Selected text
>> Begin

Repeat this process, we finally have \((Y_1,\ldots ,Y_1,c_1)\succ (Y_1,\ldots ,Y_1,Y_1)\), which contradicts to our assumption.

Now, if we assume the other possibility that \((c_1,\ldots ,c_1)\succ (Y_1,c_1,\ldots ,c_1)\), it is similar to show the contradiction.\(\square \)

Claim 2

If \((Y_1,\ldots ,Y_t,c_{t+1},\ldots ,c_n)\sim (c_1,\ldots ,c_n)\), then \((Y_1,\ldots ,Y_{t+1},c_{t+2},\ldots ,c_n)\sim (c_1,\ldots ,c_n)\).

Proof of Claim

By separability, it suffices to prove that if \((Y_1,\ldots ,Y_t,c,\ldots ,c)\sim (c_1,\ldots ,c_t,c,\ldots ,c)\) for some t, then it holds for \(t+1\). Since \((Y_1,\ldots ,Y_t,c,\ldots ,c)\sim (c_1,\ldots ,c_t,c,\ldots ,c)\), separability implies that

$$\begin{aligned}(Y_1,\ldots ,Y_{t+1},c,\ldots ,c)\sim (c_1,\ldots ,c_t,Y_{t+1},c,\ldots ,c).\end{aligned}$$

By Claim 1, \((c_1,\ldots ,c_t,Y_{t+1},c,\ldots ,c)\sim (c_1,\ldots ,c_{t+1},c,\ldots ,c)\). Hence, this claim holds.\(\square \)

By Claim 1 and 2, for any \(F\in {\mathcal {F}}\), we define \(W:{\mathcal {F}}\rightarrow {\mathbb {R}}\) by \(W(F)=\sum _{i=1}^nu(F_i)\), which clearly represents \(\succsim \).

>> End

Data segment
>> Begin

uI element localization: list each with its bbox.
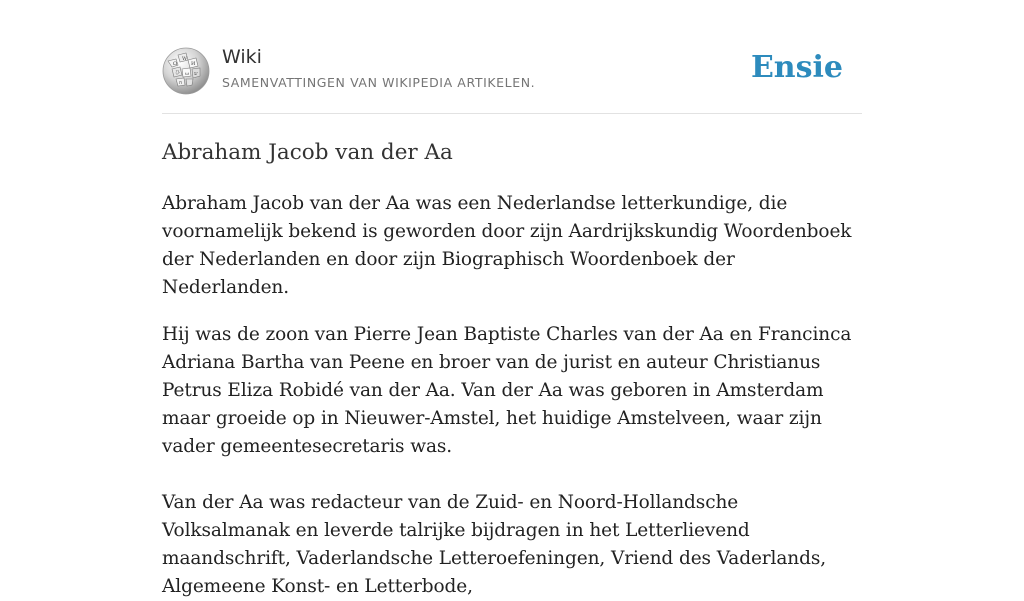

>> End

Tasks and exercises
1 > From the proof excerpt, translate the sentence "Hence, this claim holds." into French.
2 > In the proof excerpt, write out the passage between "Proof of Claim" and "represents \(\succsim \).", inclusive, substituting "independence" for "separability".
3 > Continue the proof about separability and the additive representation of preferences, starting after its final sentence.
The lines given after the proof excerpt are separate material.

Exercise answers
1 > Par conséquent, cette affirmation est vérifiée.

2 >
Proof of Claim

By independence, it suffices to prove that if \((Y_1,\ldots ,Y_t,c,\ldots ,c)\sim (c_1,\ldots ,c_t,c,\ldots ,c)\) for some t, then it holds for \(t+1\). Since \((Y_1,\ldots ,Y_t,c,\ldots ,c)\sim (c_1,\ldots ,c_t,c,\ldots ,c)\), independence implies that

$$\begin{aligned}(Y_1,\ldots ,Y_{t+1},c,\ldots ,c)\sim (c_1,\ldots ,c_t,Y_{t+1},c,\ldots ,c).\end{aligned}$$

By Claim 1, \((c_1,\ldots ,c_t,Y_{t+1},c,\ldots ,c)\sim (c_1,\ldots ,c_{t+1},c,\ldots ,c)\). Hence, this claim holds.\(\square \)

By Claim 1 and 2, for any \(F\in {\mathcal {F}}\), we define \(W:{\mathcal {F}}\rightarrow {\mathbb {R}}\) by \(W(F)=\sum _{i=1}^nu(F_i)\), which clearly represents \(\succsim \).

3 >
1.2 B.2 Proof of Theorem 1

Sufficiency Part:

Suppose that \(\succsim \) on \({\mathcal {F}}\) satisfies A1-9. Our strategy to prove that robust Atkinson SWF represents \(\succsim \) is following: First, we consider only the profiles that every individual have identical and binary values. We show that there exists unique \(\alpha \in (0,1)\) such that for any \(x>y\) in X, \(u(\{x,y\})=\alpha u(x)+(1-\alpha )u(y)\). Second, we consider the profiles that every individual have identical, but arbitrarily many outcomes. We show that for any \(Y\in {\mathcal {X}}\), \(\displaystyle u(Y)=\alpha u(\max _{x\in Y} x)+(1-\alpha )u(\min _{y\in Y} y)\). Third, we show that A8 scale invariance and A9 Pigou-Dalton principle imply that u on X has either power function or log function form. Finally, combined with Proposition 4, A5 dominance implies that for any \(F\in {\mathcal {F}}\),

$$\begin{aligned}W(F)=\alpha \sum _i u(\overline{F}_i)+(1-\alpha )\sum _i u(\underline{F}_i)\end{aligned}$$

represents \(\succsim \).

To start, notice that proposition 4 implies the existence of u on \({\mathcal {X}}\). Define \(\succsim ^*\) on \(X^2\) by

$$\begin{aligned}(a,b)\succsim ^*(c,d)\Leftrightarrow u(\{a,b\})\ge u(\{c,d\}).\end{aligned}$$

Lemma B1

For all \(a,b,c\in X\), if \(a\ge b\), then \((a,c)\succsim ^*(b,c)\).

Proof

Take \(a,b,c\in X\) with \(a\ge b\). Let \(Y=\{a,c\}\) and \(Z=\{b,c\}\). So profile \((Y,\ldots ,Y)\) dominates profile \((Z,\ldots , Z)\). By A5, \((Y,\ldots , Y)\succsim (Z,\ldots , Z)\). Proposition 4 implies \(u(Y)\ge u(Z)\). Hence, by definition, \((a,b)\succsim ^*(b,c)\). \(\square \)

Let \(0<\ell \le \ell '<\infty \). Consider \(\succsim ^*\) restricted to \([0,\ell ]\times [\ell ',+\infty )\). We show that this restricted preference has an additive conjoint structure, hence has a additively separable utility representation.

Lemma B2

\(\succsim ^*\) restricted to \([0,\ell ]\times [\ell ',+\infty )\) satisfies the following conditions:

\(A1^*\):

(weak order): \(\succsim ^*\) is complete and transitive.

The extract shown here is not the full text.